::: Information given

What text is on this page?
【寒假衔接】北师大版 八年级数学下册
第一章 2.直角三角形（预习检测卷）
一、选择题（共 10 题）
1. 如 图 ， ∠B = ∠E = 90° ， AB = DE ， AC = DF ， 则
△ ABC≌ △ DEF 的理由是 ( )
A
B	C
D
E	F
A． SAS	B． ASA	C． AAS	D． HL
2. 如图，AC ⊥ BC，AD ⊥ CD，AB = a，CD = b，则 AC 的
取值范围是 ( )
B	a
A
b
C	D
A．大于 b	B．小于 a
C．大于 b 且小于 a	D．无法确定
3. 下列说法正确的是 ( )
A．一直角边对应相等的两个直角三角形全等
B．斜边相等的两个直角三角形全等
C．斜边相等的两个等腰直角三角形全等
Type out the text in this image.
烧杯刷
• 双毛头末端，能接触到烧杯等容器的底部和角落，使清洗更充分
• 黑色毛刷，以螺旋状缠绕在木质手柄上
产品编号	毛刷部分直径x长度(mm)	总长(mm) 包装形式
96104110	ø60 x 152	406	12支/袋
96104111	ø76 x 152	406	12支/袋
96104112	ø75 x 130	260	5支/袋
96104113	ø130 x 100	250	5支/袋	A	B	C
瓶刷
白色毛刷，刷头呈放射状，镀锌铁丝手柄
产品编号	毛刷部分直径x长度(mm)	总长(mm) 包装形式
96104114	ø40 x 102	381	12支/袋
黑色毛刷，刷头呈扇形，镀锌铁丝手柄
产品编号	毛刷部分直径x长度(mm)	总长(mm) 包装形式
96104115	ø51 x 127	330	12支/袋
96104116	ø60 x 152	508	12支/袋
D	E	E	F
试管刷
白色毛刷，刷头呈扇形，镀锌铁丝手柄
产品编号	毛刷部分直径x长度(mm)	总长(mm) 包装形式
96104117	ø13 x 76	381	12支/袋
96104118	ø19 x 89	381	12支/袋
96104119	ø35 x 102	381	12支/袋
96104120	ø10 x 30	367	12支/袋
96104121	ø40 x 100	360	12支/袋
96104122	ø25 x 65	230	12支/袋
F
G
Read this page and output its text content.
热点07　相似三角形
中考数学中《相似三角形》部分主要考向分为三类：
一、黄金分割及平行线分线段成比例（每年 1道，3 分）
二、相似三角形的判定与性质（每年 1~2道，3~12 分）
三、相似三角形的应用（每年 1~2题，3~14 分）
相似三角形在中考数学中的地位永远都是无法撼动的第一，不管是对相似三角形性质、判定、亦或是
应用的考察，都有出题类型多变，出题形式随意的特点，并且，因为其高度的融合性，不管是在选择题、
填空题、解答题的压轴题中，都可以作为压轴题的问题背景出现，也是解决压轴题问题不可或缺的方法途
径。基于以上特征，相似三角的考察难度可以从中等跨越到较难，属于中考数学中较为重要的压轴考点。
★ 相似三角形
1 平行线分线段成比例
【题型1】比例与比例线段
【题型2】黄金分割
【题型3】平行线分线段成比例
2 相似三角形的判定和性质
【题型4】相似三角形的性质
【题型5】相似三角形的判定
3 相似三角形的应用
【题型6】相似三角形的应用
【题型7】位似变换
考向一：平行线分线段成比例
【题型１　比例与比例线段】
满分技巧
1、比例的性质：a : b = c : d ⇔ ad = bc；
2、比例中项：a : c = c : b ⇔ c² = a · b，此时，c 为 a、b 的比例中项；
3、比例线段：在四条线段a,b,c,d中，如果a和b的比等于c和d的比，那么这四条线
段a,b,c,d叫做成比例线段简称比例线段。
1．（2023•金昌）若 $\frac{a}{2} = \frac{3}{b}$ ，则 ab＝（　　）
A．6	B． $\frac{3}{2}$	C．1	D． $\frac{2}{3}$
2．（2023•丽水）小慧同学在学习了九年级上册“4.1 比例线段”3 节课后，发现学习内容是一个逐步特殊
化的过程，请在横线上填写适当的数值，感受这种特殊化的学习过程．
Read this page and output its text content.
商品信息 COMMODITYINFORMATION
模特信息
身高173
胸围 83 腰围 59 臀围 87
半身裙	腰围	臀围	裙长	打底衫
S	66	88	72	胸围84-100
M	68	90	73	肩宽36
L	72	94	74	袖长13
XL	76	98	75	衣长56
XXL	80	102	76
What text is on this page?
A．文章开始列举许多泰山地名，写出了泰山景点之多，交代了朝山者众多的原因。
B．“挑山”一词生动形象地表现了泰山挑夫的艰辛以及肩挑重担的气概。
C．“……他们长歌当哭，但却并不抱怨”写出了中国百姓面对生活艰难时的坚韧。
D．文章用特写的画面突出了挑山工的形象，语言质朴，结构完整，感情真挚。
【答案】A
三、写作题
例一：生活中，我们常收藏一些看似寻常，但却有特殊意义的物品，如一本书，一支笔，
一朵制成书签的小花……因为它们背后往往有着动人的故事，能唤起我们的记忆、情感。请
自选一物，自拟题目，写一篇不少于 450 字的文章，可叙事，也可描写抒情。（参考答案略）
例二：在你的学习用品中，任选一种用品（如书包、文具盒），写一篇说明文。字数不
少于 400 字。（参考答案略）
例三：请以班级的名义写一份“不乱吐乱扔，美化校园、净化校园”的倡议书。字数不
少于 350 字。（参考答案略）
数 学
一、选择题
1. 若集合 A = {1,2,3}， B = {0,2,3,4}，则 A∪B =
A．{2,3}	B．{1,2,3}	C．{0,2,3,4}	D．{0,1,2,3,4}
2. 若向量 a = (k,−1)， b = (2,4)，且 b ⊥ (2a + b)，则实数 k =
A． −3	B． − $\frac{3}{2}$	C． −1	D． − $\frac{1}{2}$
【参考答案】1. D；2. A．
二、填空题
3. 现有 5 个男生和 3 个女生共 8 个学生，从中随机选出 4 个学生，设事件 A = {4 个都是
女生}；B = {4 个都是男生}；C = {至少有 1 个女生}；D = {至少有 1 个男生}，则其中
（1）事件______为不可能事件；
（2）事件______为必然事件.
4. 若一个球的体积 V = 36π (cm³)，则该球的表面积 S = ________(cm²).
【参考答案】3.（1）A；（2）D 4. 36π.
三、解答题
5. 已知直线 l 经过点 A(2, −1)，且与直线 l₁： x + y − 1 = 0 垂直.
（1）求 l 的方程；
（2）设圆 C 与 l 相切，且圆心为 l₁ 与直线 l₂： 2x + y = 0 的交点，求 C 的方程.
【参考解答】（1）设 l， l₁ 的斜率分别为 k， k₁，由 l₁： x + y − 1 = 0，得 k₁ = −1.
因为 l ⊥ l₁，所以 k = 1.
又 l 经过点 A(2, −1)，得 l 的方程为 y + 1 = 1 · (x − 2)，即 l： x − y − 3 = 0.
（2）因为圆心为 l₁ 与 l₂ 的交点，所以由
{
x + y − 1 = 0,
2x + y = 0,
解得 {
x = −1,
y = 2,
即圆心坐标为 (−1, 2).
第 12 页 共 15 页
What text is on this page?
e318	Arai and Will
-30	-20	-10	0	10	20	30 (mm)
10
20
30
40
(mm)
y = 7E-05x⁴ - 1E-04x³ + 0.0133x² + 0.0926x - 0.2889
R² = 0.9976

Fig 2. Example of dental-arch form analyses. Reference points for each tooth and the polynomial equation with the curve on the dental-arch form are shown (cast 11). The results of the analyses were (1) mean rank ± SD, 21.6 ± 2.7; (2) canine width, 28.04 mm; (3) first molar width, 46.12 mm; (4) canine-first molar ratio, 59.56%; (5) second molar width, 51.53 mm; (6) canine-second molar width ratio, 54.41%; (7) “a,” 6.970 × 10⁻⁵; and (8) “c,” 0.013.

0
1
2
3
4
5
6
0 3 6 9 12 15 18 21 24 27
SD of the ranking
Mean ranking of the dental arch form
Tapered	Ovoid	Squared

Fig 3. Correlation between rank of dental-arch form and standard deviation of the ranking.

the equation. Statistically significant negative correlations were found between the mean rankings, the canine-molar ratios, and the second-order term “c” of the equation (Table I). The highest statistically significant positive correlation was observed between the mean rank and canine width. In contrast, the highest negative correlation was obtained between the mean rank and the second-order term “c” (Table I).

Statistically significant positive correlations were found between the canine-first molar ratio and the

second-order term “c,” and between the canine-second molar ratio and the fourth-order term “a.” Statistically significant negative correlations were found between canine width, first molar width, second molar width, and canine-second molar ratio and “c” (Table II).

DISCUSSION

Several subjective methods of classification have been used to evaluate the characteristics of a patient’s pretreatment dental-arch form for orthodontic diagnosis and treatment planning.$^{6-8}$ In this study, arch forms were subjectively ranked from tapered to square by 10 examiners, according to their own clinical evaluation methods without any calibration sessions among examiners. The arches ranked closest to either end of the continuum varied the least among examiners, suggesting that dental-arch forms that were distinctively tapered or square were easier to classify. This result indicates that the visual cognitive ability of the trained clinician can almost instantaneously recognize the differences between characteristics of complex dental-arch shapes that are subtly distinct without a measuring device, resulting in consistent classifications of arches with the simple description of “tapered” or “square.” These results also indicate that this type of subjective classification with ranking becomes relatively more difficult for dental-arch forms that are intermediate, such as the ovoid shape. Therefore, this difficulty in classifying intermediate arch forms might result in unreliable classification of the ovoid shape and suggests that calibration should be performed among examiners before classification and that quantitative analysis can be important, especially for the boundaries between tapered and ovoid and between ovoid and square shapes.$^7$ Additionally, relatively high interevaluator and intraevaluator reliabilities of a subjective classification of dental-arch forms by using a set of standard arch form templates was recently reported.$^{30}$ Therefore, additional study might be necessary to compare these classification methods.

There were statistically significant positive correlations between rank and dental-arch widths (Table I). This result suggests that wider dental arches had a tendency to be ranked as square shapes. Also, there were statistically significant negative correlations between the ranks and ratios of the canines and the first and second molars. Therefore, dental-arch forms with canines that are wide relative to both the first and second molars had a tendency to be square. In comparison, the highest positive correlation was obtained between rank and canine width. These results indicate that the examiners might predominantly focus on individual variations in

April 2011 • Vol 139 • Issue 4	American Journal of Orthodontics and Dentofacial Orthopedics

::::::

Work to complete: Show the lines of the records that contain the word "黑色毛刷".

Expected answer:
• 黑色毛刷，以螺旋状缠绕在木质手柄上
黑色毛刷，刷头呈扇形，镀锌铁丝手柄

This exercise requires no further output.